> **EXERCISE AIM**:
Gather, from the data below, each line in which the word "xlabel" occurs.

— start RECORDS FOR PROCESSING —

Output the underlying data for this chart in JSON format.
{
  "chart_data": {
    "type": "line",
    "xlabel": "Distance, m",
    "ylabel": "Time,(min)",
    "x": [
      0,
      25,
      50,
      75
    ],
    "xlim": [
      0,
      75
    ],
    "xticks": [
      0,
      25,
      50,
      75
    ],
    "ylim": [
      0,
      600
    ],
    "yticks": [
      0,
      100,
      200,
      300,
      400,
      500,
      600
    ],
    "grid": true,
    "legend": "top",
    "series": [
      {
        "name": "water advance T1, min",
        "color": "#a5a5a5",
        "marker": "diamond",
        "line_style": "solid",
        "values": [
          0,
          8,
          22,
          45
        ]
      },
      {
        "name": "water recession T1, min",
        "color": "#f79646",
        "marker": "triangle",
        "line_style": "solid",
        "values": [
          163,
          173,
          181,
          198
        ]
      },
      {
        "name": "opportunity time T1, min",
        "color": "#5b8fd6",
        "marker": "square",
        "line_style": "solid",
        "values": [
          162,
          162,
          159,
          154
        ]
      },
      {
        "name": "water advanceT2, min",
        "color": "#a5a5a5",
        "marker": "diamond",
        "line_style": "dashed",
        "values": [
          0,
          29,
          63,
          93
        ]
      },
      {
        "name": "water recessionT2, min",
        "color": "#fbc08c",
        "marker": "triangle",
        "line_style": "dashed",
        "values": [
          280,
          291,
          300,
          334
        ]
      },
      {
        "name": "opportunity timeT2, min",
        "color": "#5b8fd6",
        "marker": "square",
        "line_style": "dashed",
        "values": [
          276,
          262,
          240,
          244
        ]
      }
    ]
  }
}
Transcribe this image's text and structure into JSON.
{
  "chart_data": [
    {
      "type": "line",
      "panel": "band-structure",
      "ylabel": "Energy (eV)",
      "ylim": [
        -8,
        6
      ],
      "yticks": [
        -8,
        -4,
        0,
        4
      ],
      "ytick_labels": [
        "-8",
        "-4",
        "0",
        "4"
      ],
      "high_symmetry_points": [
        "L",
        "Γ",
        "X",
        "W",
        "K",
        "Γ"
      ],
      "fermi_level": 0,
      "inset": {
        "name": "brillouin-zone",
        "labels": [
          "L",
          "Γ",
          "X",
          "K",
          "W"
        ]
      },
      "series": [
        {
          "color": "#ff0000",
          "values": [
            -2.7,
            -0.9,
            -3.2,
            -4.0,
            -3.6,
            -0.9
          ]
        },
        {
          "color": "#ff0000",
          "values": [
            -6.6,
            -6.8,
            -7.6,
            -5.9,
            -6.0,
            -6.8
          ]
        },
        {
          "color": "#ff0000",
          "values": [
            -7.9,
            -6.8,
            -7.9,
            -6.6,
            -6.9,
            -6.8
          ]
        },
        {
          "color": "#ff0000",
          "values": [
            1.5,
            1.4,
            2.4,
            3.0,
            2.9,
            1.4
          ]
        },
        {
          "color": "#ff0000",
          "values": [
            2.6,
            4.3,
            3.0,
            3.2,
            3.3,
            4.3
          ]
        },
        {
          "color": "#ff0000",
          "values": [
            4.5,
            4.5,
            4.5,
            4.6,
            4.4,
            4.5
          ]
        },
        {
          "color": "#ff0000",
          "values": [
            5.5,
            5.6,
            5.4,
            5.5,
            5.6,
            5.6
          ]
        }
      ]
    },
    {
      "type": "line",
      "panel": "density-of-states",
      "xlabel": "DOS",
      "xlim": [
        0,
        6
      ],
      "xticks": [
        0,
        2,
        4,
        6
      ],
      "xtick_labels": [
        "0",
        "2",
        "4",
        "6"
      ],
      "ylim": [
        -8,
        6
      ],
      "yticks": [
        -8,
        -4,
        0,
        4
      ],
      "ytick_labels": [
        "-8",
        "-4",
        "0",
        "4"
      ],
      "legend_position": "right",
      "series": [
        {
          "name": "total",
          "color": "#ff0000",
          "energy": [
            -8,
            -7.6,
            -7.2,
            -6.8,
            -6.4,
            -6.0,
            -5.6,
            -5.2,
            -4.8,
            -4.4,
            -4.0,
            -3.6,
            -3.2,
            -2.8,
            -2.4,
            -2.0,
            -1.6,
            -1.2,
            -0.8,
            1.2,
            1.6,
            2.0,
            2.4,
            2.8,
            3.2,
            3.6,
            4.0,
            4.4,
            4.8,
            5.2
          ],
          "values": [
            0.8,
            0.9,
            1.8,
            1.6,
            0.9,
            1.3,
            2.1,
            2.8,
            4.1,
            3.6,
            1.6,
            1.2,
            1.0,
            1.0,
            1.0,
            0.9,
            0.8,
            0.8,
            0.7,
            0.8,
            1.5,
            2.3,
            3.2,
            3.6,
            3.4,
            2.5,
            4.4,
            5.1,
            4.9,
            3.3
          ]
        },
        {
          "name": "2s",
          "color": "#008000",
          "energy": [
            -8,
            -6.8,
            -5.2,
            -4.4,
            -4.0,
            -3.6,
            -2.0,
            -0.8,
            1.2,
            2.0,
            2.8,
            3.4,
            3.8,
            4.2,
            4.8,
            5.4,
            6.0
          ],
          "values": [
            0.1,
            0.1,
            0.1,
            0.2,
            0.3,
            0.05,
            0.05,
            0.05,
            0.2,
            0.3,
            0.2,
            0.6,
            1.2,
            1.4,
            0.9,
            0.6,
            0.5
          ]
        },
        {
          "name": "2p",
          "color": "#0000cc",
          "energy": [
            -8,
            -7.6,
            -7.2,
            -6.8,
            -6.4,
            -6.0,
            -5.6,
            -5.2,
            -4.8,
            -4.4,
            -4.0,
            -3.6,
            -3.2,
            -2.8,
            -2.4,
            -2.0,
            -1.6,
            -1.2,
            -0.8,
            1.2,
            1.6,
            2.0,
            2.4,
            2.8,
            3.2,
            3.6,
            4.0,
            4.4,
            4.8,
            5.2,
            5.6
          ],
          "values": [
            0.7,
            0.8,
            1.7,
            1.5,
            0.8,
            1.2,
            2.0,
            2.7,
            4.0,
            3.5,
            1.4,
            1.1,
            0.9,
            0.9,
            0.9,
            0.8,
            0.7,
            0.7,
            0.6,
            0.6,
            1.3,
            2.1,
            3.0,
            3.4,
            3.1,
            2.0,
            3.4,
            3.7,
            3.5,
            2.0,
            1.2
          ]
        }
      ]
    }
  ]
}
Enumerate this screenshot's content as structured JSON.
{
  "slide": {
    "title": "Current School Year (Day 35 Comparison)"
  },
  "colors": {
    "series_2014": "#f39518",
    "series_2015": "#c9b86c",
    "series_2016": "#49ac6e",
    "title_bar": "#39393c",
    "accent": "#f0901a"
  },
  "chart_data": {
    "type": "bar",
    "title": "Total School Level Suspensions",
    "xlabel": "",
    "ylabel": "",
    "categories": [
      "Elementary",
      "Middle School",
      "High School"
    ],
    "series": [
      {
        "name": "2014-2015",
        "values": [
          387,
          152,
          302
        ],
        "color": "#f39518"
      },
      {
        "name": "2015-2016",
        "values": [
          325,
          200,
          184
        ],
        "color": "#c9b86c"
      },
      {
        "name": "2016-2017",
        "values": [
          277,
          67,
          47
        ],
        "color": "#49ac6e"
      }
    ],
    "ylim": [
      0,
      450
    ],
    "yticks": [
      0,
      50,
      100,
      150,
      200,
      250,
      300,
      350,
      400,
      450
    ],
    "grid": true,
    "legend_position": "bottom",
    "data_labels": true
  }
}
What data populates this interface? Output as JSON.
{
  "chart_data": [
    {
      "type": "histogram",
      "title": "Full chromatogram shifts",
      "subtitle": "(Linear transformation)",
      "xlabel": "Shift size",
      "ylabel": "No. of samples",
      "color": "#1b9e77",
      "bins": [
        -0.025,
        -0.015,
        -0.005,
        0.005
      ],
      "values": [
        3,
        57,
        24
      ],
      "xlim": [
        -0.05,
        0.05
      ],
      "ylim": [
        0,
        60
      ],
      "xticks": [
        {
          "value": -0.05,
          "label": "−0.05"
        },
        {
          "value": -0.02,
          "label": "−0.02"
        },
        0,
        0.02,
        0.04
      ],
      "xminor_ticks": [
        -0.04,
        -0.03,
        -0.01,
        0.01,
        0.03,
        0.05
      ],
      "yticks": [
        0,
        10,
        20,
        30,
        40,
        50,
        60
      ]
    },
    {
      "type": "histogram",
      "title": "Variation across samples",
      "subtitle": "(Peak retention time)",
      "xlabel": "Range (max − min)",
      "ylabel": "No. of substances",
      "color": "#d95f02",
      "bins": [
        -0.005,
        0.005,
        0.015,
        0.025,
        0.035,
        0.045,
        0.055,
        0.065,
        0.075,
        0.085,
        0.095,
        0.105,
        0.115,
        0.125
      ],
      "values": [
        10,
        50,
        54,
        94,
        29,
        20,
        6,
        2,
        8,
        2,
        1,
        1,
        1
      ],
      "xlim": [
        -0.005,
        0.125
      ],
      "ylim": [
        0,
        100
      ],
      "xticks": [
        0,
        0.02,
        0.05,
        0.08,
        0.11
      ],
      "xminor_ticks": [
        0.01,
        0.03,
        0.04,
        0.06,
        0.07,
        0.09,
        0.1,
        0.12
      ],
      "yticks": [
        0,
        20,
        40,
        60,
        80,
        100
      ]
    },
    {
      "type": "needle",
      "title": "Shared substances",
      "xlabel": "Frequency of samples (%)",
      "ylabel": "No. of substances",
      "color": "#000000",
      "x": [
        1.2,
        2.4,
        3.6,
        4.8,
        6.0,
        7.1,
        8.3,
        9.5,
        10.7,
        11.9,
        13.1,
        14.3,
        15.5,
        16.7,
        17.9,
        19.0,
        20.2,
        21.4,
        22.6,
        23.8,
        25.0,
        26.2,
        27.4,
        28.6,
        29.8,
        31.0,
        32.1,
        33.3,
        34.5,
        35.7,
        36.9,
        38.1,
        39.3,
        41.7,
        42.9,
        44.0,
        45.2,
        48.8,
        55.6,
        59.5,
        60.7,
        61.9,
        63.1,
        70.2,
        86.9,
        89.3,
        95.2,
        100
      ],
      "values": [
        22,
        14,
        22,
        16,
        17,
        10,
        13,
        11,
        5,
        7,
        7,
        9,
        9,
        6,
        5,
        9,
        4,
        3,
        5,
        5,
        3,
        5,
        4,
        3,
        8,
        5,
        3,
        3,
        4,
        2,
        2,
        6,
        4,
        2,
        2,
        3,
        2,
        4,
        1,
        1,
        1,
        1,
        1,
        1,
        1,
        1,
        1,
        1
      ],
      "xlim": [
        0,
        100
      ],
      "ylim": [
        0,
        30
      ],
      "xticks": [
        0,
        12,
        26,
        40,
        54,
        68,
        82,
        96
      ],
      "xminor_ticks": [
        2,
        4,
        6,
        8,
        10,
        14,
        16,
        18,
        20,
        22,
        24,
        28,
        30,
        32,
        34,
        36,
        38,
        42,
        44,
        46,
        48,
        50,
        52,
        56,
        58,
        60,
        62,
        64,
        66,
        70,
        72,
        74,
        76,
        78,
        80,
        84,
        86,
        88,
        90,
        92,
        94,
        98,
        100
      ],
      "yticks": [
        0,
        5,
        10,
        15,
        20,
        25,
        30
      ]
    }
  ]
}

— end RECORDS FOR PROCESSING —

> **CORRECT RESPONSE**:
    "xlabel": "Distance, m",
      "xlabel": "DOS",
    "xlabel": "",
      "xlabel": "Shift size",
      "xlabel": "Range (max − min)",
      "xlabel": "Frequency of samples (%)",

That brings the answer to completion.